LISTING |
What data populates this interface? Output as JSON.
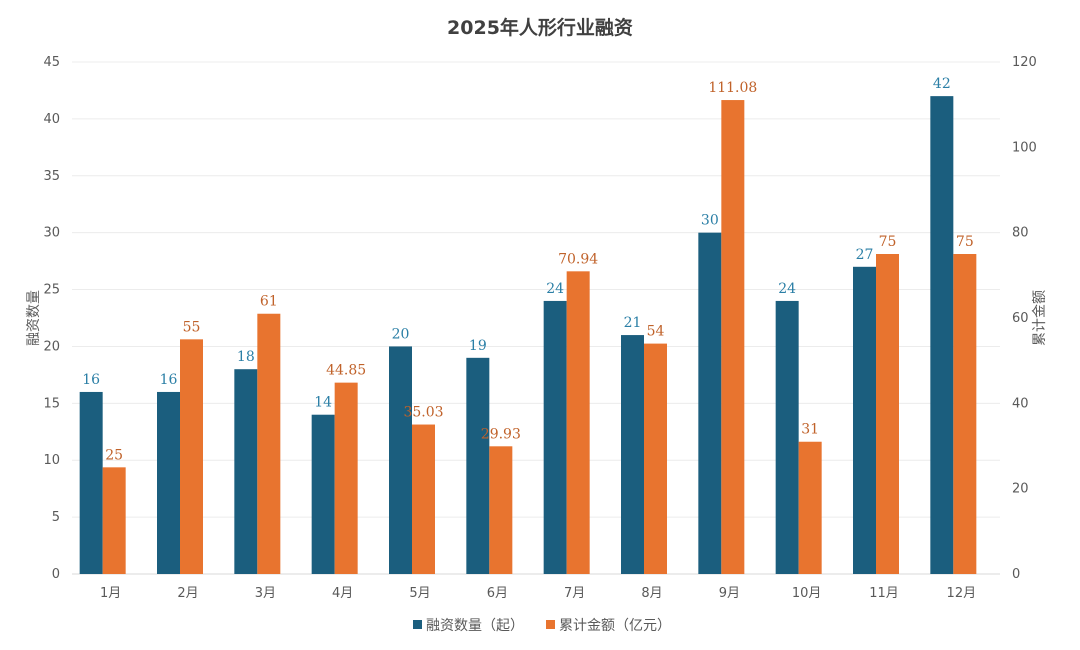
{
  "chart_data": {
    "type": "bar",
    "title": "2025年人形行业融资",
    "categories": [
      "1月",
      "2月",
      "3月",
      "4月",
      "5月",
      "6月",
      "7月",
      "8月",
      "9月",
      "10月",
      "11月",
      "12月"
    ],
    "series": [
      {
        "name": "融资数量（起）",
        "axis": "left",
        "color": "#1b5e7e",
        "label_color": "#2b7fa6",
        "values": [
          16,
          16,
          18,
          14,
          20,
          19,
          24,
          21,
          30,
          24,
          27,
          42
        ],
        "labels": [
          "16",
          "16",
          "18",
          "14",
          "20",
          "19",
          "24",
          "21",
          "30",
          "24",
          "27",
          "42"
        ]
      },
      {
        "name": "累计金额（亿元）",
        "axis": "right",
        "color": "#e8742f",
        "label_color": "#c0622a",
        "values": [
          25,
          55,
          61,
          44.85,
          35.03,
          29.93,
          70.94,
          54,
          111.08,
          31,
          75,
          75
        ],
        "labels": [
          "25",
          "55",
          "61",
          "44.85",
          "35.03",
          "29.93",
          "70.94",
          "54",
          "111.08",
          "31",
          "75",
          "75"
        ]
      }
    ],
    "ylabel": "融资数量",
    "y2label": "累计金额",
    "ylim": [
      0,
      45
    ],
    "y2lim": [
      0,
      120
    ],
    "yticks": [
      "0",
      "5",
      "10",
      "15",
      "20",
      "25",
      "30",
      "35",
      "40",
      "45"
    ],
    "y2ticks": [
      "0",
      "20",
      "40",
      "60",
      "80",
      "100",
      "120"
    ],
    "grid": true,
    "legend": "bottom"
  }
}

EXERCISE TASK | Reproduce the records verbatim, omitting all images they contain.

ANSWER TO THE PROBLEM |
What data populates this interface? Output as JSON.
{
  "chart_data": {
    "type": "bar",
    "title": "2025年人形行业融资",
    "categories": [
      "1月",
      "2月",
      "3月",
      "4月",
      "5月",
      "6月",
      "7月",
      "8月",
      "9月",
      "10月",
      "11月",
      "12月"
    ],
    "series": [
      {
        "name": "融资数量（起）",
        "axis": "left",
        "color": "#1b5e7e",
        "label_color": "#2b7fa6",
        "values": [
          16,
          16,
          18,
          14,
          20,
          19,
          24,
          21,
          30,
          24,
          27,
          42
        ],
        "labels": [
          "16",
          "16",
          "18",
          "14",
          "20",
          "19",
          "24",
          "21",
          "30",
          "24",
          "27",
          "42"
        ]
      },
      {
        "name": "累计金额（亿元）",
        "axis": "right",
        "color": "#e8742f",
        "label_color": "#c0622a",
        "values": [
          25,
          55,
          61,
          44.85,
          35.03,
          29.93,
          70.94,
          54,
          111.08,
          31,
          75,
          75
        ],
        "labels": [
          "25",
          "55",
          "61",
          "44.85",
          "35.03",
          "29.93",
          "70.94",
          "54",
          "111.08",
          "31",
          "75",
          "75"
        ]
      }
    ],
    "ylabel": "融资数量",
    "y2label": "累计金额",
    "ylim": [
      0,
      45
    ],
    "y2lim": [
      0,
      120
    ],
    "yticks": [
      "0",
      "5",
      "10",
      "15",
      "20",
      "25",
      "30",
      "35",
      "40",
      "45"
    ],
    "y2ticks": [
      "0",
      "20",
      "40",
      "60",
      "80",
      "100",
      "120"
    ],
    "grid": true,
    "legend": "bottom"
  }
}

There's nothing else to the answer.